** START OF DATA ROWS **
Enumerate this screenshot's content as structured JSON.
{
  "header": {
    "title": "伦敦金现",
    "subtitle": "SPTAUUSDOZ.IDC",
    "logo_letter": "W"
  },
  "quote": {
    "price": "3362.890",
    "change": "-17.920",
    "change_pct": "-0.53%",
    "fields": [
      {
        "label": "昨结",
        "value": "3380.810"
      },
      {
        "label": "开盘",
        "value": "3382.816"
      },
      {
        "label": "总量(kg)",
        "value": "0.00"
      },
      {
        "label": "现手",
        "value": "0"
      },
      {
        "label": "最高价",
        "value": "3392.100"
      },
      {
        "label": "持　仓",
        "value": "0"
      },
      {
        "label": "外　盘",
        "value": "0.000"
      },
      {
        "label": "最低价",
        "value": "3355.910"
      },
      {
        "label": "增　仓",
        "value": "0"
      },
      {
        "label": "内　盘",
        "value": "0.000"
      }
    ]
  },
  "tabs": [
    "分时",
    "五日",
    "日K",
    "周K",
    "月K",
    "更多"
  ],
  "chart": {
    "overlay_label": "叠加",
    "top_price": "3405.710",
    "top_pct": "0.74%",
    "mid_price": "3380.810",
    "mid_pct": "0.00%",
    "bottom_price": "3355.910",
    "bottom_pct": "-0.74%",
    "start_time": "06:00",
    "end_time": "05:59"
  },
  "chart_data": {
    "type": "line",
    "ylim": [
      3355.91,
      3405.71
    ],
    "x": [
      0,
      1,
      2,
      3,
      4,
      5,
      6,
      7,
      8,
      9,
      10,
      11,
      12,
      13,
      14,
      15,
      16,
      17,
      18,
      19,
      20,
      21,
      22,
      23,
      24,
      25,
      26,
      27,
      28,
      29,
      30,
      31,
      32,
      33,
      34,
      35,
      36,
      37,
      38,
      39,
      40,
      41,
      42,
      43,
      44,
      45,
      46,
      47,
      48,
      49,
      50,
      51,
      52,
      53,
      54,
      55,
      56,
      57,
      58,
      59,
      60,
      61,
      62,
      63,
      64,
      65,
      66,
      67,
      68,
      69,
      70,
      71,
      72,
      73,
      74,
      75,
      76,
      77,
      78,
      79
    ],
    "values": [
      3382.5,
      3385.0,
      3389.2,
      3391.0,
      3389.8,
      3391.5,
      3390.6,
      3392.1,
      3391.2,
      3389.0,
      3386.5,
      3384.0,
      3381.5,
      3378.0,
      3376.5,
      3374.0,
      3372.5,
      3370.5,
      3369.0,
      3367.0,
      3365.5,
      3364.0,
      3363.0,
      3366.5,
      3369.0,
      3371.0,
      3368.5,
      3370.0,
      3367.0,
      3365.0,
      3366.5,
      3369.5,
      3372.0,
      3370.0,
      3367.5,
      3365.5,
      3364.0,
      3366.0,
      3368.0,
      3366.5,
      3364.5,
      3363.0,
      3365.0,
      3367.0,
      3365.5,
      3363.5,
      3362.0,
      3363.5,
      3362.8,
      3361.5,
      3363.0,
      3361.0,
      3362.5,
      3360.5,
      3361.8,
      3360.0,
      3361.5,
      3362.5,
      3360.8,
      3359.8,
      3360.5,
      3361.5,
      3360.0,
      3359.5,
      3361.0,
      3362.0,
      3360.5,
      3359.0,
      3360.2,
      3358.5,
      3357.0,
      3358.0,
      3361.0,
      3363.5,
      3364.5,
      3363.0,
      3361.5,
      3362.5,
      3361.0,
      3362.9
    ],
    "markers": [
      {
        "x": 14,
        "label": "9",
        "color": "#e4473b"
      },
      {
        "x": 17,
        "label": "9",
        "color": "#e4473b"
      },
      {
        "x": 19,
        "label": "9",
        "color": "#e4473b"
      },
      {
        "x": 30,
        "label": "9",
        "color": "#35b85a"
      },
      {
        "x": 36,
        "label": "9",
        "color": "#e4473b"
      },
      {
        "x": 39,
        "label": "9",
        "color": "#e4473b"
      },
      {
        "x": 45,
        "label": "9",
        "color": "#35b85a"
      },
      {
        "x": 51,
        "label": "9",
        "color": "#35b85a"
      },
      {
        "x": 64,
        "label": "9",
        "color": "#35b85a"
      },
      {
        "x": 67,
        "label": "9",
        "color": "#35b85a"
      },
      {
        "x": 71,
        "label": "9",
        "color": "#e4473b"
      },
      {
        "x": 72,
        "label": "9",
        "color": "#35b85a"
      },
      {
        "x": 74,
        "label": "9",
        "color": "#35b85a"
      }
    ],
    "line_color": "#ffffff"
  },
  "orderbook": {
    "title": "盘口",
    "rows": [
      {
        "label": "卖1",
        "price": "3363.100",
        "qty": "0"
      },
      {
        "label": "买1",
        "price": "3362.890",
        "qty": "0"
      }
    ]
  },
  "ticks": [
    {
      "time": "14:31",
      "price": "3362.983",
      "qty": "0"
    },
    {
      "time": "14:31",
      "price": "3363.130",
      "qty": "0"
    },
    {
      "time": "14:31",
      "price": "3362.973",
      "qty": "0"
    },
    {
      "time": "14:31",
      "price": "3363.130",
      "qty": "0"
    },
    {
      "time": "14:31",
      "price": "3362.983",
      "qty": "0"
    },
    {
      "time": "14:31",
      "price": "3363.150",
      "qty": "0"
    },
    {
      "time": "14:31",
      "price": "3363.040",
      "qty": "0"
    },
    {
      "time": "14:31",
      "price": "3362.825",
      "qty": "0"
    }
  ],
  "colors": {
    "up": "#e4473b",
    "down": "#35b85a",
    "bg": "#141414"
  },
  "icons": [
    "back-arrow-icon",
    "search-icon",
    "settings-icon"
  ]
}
** END OF DATA ROWS **
BRIEF -
Repeat all the entries exactly as given.

ANSWER FOR THE TASK -
Enumerate this screenshot's content as structured JSON.
{
  "header": {
    "title": "伦敦金现",
    "subtitle": "SPTAUUSDOZ.IDC",
    "logo_letter": "W"
  },
  "quote": {
    "price": "3362.890",
    "change": "-17.920",
    "change_pct": "-0.53%",
    "fields": [
      {
        "label": "昨结",
        "value": "3380.810"
      },
      {
        "label": "开盘",
        "value": "3382.816"
      },
      {
        "label": "总量(kg)",
        "value": "0.00"
      },
      {
        "label": "现手",
        "value": "0"
      },
      {
        "label": "最高价",
        "value": "3392.100"
      },
      {
        "label": "持　仓",
        "value": "0"
      },
      {
        "label": "外　盘",
        "value": "0.000"
      },
      {
        "label": "最低价",
        "value": "3355.910"
      },
      {
        "label": "增　仓",
        "value": "0"
      },
      {
        "label": "内　盘",
        "value": "0.000"
      }
    ]
  },
  "tabs": [
    "分时",
    "五日",
    "日K",
    "周K",
    "月K",
    "更多"
  ],
  "chart": {
    "overlay_label": "叠加",
    "top_price": "3405.710",
    "top_pct": "0.74%",
    "mid_price": "3380.810",
    "mid_pct": "0.00%",
    "bottom_price": "3355.910",
    "bottom_pct": "-0.74%",
    "start_time": "06:00",
    "end_time": "05:59"
  },
  "chart_data": {
    "type": "line",
    "ylim": [
      3355.91,
      3405.71
    ],
    "x": [
      0,
      1,
      2,
      3,
      4,
      5,
      6,
      7,
      8,
      9,
      10,
      11,
      12,
      13,
      14,
      15,
      16,
      17,
      18,
      19,
      20,
      21,
      22,
      23,
      24,
      25,
      26,
      27,
      28,
      29,
      30,
      31,
      32,
      33,
      34,
      35,
      36,
      37,
      38,
      39,
      40,
      41,
      42,
      43,
      44,
      45,
      46,
      47,
      48,
      49,
      50,
      51,
      52,
      53,
      54,
      55,
      56,
      57,
      58,
      59,
      60,
      61,
      62,
      63,
      64,
      65,
      66,
      67,
      68,
      69,
      70,
      71,
      72,
      73,
      74,
      75,
      76,
      77,
      78,
      79
    ],
    "values": [
      3382.5,
      3385.0,
      3389.2,
      3391.0,
      3389.8,
      3391.5,
      3390.6,
      3392.1,
      3391.2,
      3389.0,
      3386.5,
      3384.0,
      3381.5,
      3378.0,
      3376.5,
      3374.0,
      3372.5,
      3370.5,
      3369.0,
      3367.0,
      3365.5,
      3364.0,
      3363.0,
      3366.5,
      3369.0,
      3371.0,
      3368.5,
      3370.0,
      3367.0,
      3365.0,
      3366.5,
      3369.5,
      3372.0,
      3370.0,
      3367.5,
      3365.5,
      3364.0,
      3366.0,
      3368.0,
      3366.5,
      3364.5,
      3363.0,
      3365.0,
      3367.0,
      3365.5,
      3363.5,
      3362.0,
      3363.5,
      3362.8,
      3361.5,
      3363.0,
      3361.0,
      3362.5,
      3360.5,
      3361.8,
      3360.0,
      3361.5,
      3362.5,
      3360.8,
      3359.8,
      3360.5,
      3361.5,
      3360.0,
      3359.5,
      3361.0,
      3362.0,
      3360.5,
      3359.0,
      3360.2,
      3358.5,
      3357.0,
      3358.0,
      3361.0,
      3363.5,
      3364.5,
      3363.0,
      3361.5,
      3362.5,
      3361.0,
      3362.9
    ],
    "markers": [
      {
        "x": 14,
        "label": "9",
        "color": "#e4473b"
      },
      {
        "x": 17,
        "label": "9",
        "color": "#e4473b"
      },
      {
        "x": 19,
        "label": "9",
        "color": "#e4473b"
      },
      {
        "x": 30,
        "label": "9",
        "color": "#35b85a"
      },
      {
        "x": 36,
        "label": "9",
        "color": "#e4473b"
      },
      {
        "x": 39,
        "label": "9",
        "color": "#e4473b"
      },
      {
        "x": 45,
        "label": "9",
        "color": "#35b85a"
      },
      {
        "x": 51,
        "label": "9",
        "color": "#35b85a"
      },
      {
        "x": 64,
        "label": "9",
        "color": "#35b85a"
      },
      {
        "x": 67,
        "label": "9",
        "color": "#35b85a"
      },
      {
        "x": 71,
        "label": "9",
        "color": "#e4473b"
      },
      {
        "x": 72,
        "label": "9",
        "color": "#35b85a"
      },
      {
        "x": 74,
        "label": "9",
        "color": "#35b85a"
      }
    ],
    "line_color": "#ffffff"
  },
  "orderbook": {
    "title": "盘口",
    "rows": [
      {
        "label": "卖1",
        "price": "3363.100",
        "qty": "0"
      },
      {
        "label": "买1",
        "price": "3362.890",
        "qty": "0"
      }
    ]
  },
  "ticks": [
    {
      "time": "14:31",
      "price": "3362.983",
      "qty": "0"
    },
    {
      "time": "14:31",
      "price": "3363.130",
      "qty": "0"
    },
    {
      "time": "14:31",
      "price": "3362.973",
      "qty": "0"
    },
    {
      "time": "14:31",
      "price": "3363.130",
      "qty": "0"
    },
    {
      "time": "14:31",
      "price": "3362.983",
      "qty": "0"
    },
    {
      "time": "14:31",
      "price": "3363.150",
      "qty": "0"
    },
    {
      "time": "14:31",
      "price": "3363.040",
      "qty": "0"
    },
    {
      "time": "14:31",
      "price": "3362.825",
      "qty": "0"
    }
  ],
  "colors": {
    "up": "#e4473b",
    "down": "#35b85a",
    "bg": "#141414"
  },
  "icons": [
    "back-arrow-icon",
    "search-icon",
    "settings-icon"
  ]
}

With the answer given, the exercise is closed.